[Exercise data start]

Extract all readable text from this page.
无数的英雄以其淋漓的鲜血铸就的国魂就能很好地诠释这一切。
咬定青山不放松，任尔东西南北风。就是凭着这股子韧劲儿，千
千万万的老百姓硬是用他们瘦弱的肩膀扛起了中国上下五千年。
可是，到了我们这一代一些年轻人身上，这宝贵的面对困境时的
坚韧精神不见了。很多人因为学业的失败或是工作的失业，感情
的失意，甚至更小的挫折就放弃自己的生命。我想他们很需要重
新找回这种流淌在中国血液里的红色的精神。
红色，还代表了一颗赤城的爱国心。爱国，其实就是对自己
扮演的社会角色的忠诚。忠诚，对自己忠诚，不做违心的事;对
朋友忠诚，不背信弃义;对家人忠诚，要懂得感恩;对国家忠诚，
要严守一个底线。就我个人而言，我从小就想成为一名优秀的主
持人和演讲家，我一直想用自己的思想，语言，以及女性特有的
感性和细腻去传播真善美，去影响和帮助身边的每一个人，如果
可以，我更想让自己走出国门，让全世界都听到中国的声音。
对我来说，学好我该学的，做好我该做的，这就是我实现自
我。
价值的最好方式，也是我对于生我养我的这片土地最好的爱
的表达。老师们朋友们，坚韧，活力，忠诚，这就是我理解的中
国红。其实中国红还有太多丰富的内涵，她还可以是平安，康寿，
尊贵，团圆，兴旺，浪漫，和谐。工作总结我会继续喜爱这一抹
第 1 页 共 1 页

[Exercise data end]

◆ Task prompt
Transcribe the material above in its entirety. Match it exactly.

◆ Exercise answer
Extract all readable text from this page.
无数的英雄以其淋漓的鲜血铸就的国魂就能很好地诠释这一切。
咬定青山不放松，任尔东西南北风。就是凭着这股子韧劲儿，千
千万万的老百姓硬是用他们瘦弱的肩膀扛起了中国上下五千年。
可是，到了我们这一代一些年轻人身上，这宝贵的面对困境时的
坚韧精神不见了。很多人因为学业的失败或是工作的失业，感情
的失意，甚至更小的挫折就放弃自己的生命。我想他们很需要重
新找回这种流淌在中国血液里的红色的精神。
红色，还代表了一颗赤城的爱国心。爱国，其实就是对自己
扮演的社会角色的忠诚。忠诚，对自己忠诚，不做违心的事;对
朋友忠诚，不背信弃义;对家人忠诚，要懂得感恩;对国家忠诚，
要严守一个底线。就我个人而言，我从小就想成为一名优秀的主
持人和演讲家，我一直想用自己的思想，语言，以及女性特有的
感性和细腻去传播真善美，去影响和帮助身边的每一个人，如果
可以，我更想让自己走出国门，让全世界都听到中国的声音。
对我来说，学好我该学的，做好我该做的，这就是我实现自
我。
价值的最好方式，也是我对于生我养我的这片土地最好的爱
的表达。老师们朋友们，坚韧，活力，忠诚，这就是我理解的中
国红。其实中国红还有太多丰富的内涵，她还可以是平安，康寿，
尊贵，团圆，兴旺，浪漫，和谐。工作总结我会继续喜爱这一抹
第 1 页 共 1 页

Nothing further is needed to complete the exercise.